__DATA SECTION__
———

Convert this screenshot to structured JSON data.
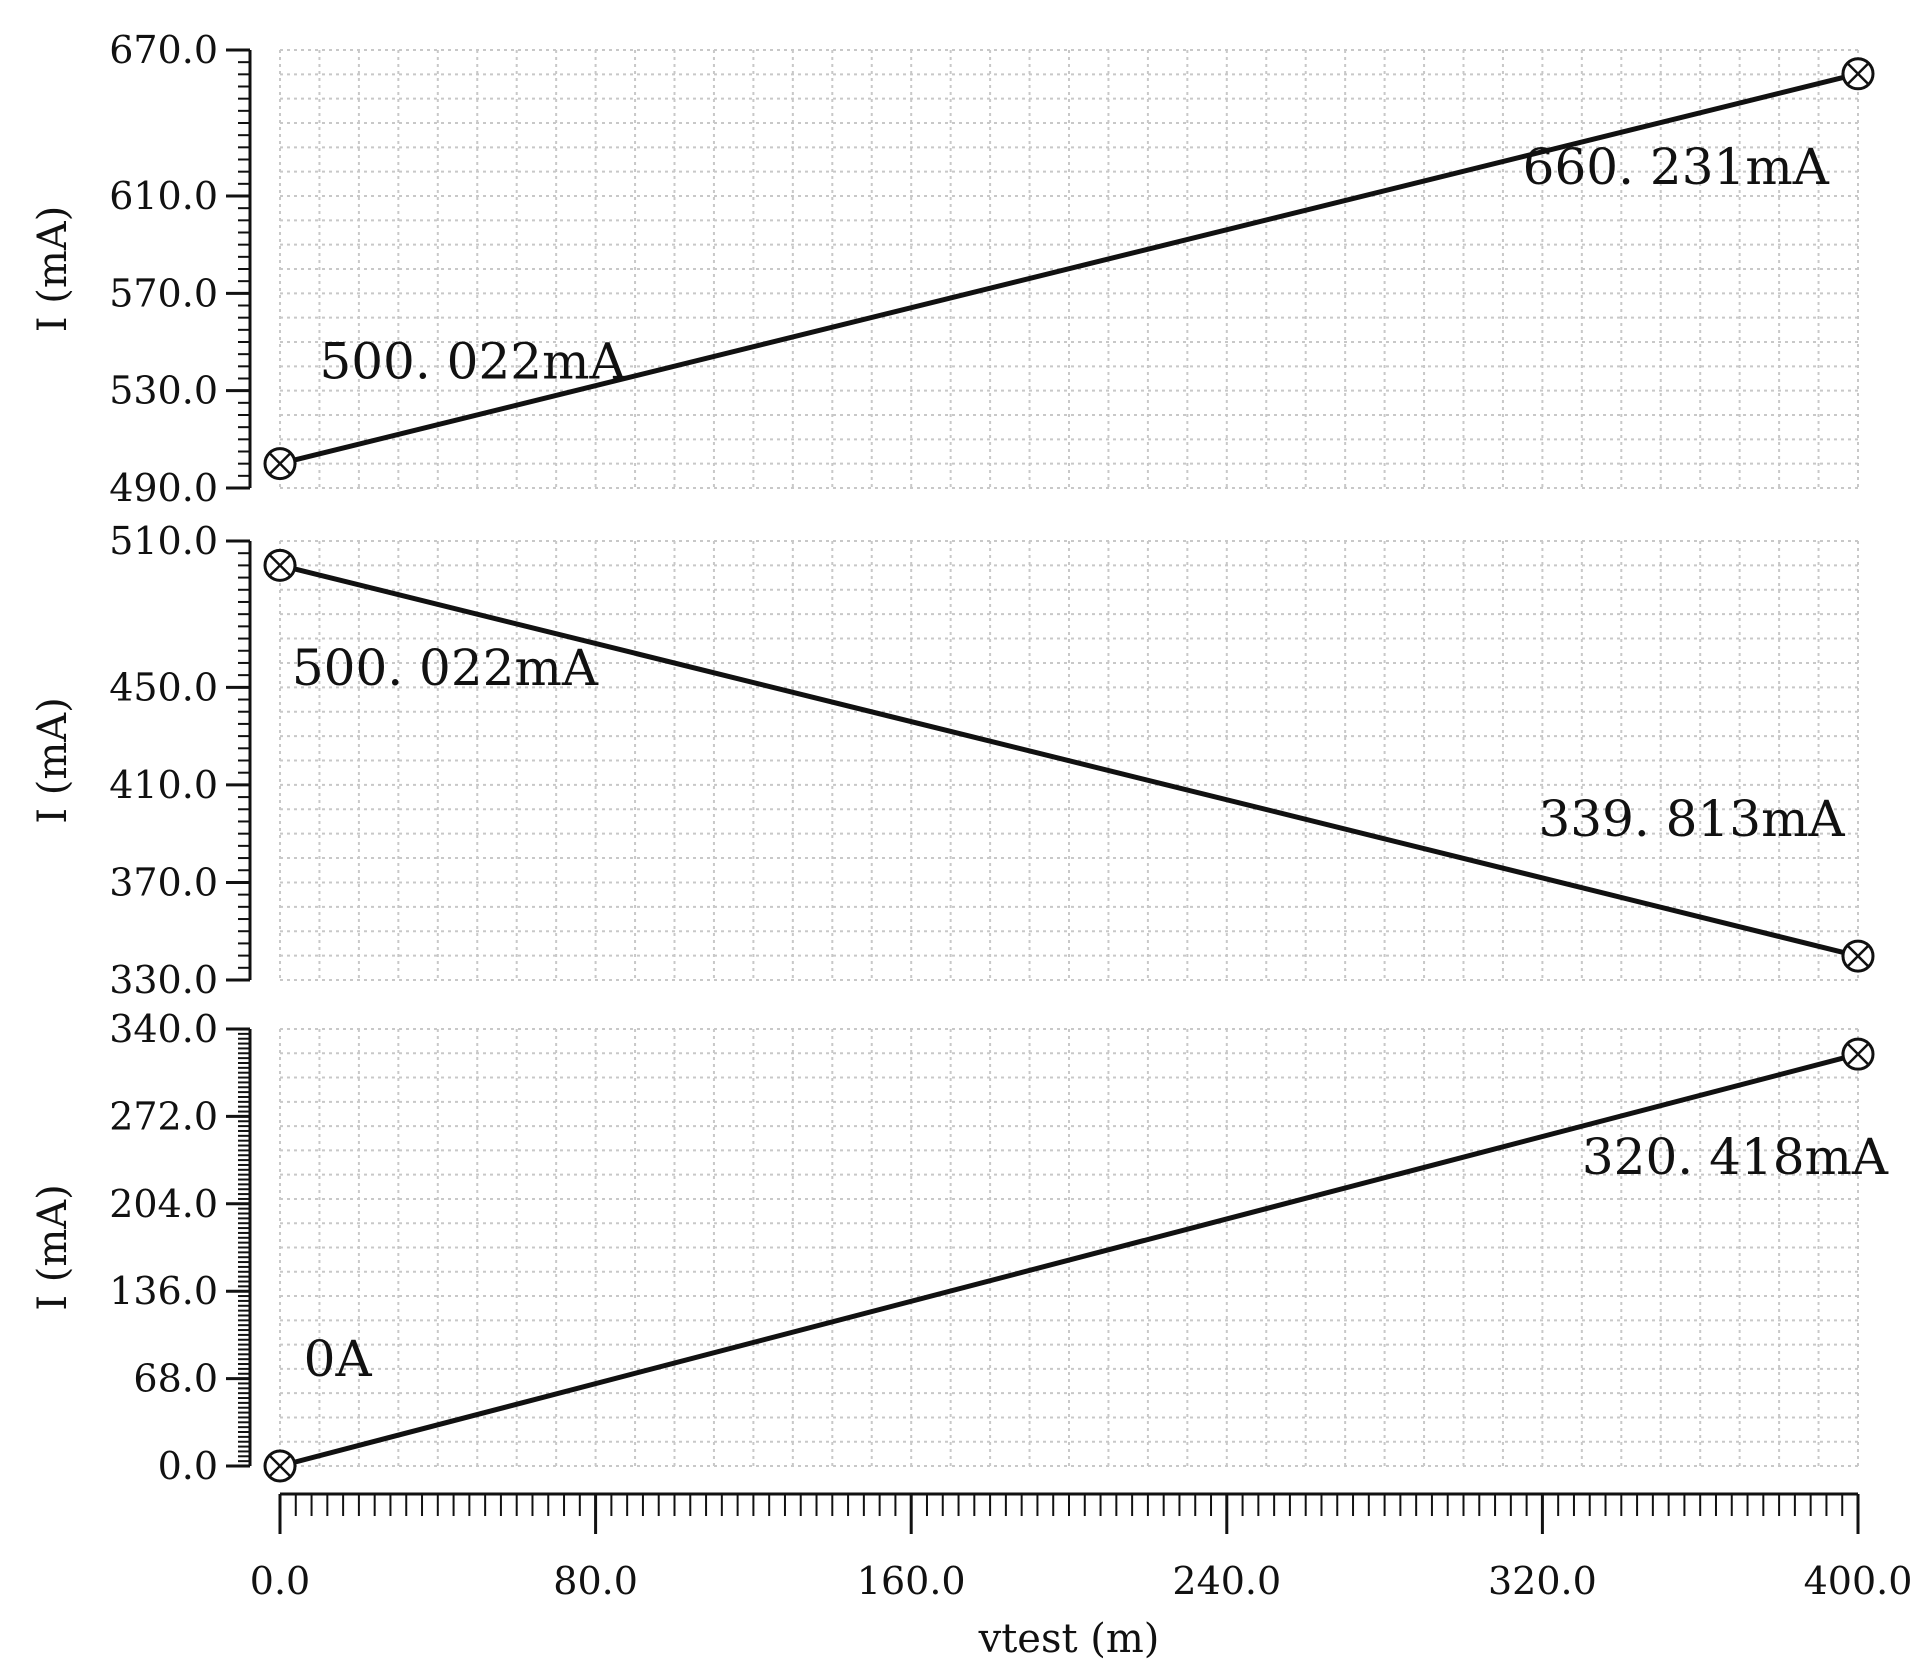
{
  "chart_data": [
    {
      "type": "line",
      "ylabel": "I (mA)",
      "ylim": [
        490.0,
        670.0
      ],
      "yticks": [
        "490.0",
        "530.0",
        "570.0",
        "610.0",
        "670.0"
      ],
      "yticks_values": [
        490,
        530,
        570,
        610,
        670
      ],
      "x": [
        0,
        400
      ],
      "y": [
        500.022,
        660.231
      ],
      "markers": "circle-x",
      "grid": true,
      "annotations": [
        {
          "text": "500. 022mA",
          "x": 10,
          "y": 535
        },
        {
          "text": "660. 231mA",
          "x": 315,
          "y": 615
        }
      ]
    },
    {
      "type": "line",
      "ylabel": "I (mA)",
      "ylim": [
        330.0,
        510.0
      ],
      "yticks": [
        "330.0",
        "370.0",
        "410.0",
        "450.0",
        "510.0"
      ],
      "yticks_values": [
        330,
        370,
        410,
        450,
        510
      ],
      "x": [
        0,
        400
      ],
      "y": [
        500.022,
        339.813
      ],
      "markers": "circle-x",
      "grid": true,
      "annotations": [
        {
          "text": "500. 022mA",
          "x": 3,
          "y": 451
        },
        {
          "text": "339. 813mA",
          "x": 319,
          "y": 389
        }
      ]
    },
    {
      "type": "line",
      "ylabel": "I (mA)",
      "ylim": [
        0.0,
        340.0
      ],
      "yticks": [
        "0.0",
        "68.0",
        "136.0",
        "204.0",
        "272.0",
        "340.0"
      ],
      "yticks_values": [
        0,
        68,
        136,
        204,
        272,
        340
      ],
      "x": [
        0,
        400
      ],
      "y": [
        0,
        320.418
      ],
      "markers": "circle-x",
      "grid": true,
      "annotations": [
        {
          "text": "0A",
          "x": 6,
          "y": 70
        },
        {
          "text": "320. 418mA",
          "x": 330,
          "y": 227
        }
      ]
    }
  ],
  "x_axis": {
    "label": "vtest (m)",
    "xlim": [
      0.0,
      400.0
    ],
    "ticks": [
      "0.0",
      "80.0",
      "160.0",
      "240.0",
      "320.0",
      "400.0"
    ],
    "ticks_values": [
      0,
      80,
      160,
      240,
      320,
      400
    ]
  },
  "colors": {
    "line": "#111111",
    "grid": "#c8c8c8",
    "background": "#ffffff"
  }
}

———

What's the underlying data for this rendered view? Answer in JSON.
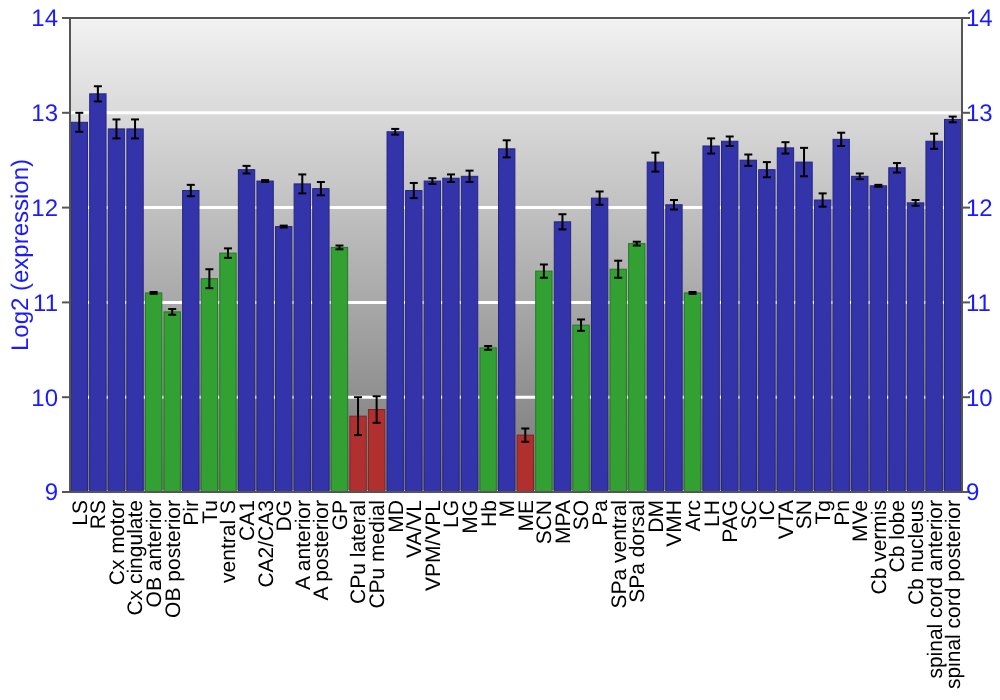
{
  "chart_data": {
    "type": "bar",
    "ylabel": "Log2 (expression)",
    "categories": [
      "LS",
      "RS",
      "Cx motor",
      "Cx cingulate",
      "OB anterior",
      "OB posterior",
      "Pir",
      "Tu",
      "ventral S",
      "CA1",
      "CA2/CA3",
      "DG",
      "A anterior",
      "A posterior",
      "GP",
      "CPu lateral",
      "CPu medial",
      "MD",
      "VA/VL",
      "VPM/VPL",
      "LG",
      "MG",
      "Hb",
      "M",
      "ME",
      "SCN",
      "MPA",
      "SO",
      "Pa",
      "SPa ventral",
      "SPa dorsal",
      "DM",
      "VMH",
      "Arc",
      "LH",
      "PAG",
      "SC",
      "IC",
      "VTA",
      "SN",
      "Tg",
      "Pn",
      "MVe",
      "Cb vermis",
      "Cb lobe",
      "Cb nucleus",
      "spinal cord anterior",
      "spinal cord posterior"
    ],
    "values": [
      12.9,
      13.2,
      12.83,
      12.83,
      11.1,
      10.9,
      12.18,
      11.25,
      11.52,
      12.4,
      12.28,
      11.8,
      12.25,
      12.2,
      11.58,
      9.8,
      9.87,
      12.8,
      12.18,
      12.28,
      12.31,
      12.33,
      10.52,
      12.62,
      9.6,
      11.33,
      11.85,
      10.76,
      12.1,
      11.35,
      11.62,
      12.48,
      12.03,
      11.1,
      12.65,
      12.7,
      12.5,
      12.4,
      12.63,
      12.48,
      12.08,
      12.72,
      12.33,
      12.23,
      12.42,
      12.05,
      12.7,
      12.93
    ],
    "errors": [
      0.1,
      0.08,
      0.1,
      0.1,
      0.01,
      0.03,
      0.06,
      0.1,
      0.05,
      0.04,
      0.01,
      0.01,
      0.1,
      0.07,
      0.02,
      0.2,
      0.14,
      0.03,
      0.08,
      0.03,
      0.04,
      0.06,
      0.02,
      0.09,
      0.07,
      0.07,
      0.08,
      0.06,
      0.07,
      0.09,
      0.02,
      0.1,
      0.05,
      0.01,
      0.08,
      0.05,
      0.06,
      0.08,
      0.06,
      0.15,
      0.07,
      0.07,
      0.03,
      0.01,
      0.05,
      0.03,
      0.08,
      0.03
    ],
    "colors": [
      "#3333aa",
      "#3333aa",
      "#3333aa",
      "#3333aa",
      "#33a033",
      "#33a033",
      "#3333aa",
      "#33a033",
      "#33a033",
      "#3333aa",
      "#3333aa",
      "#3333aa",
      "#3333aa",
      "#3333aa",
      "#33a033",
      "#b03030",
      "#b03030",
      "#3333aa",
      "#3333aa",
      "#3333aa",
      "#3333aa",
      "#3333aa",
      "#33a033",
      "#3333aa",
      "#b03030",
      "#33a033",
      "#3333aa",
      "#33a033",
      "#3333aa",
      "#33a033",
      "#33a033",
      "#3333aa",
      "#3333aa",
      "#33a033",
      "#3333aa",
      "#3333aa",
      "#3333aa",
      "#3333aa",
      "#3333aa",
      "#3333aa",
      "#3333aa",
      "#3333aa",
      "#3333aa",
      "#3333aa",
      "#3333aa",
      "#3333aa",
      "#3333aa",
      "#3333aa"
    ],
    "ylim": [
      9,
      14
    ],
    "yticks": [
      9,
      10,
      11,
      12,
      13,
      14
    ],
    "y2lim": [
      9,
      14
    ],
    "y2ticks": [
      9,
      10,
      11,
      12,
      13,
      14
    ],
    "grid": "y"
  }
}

———

__WHAT THE TASK REQUIRES__
Copy out every line with the word "JSON".

__TASK ANSWER__
Convert this screenshot to structured JSON data.
What's the underlying data for this rendered view? Answer in JSON.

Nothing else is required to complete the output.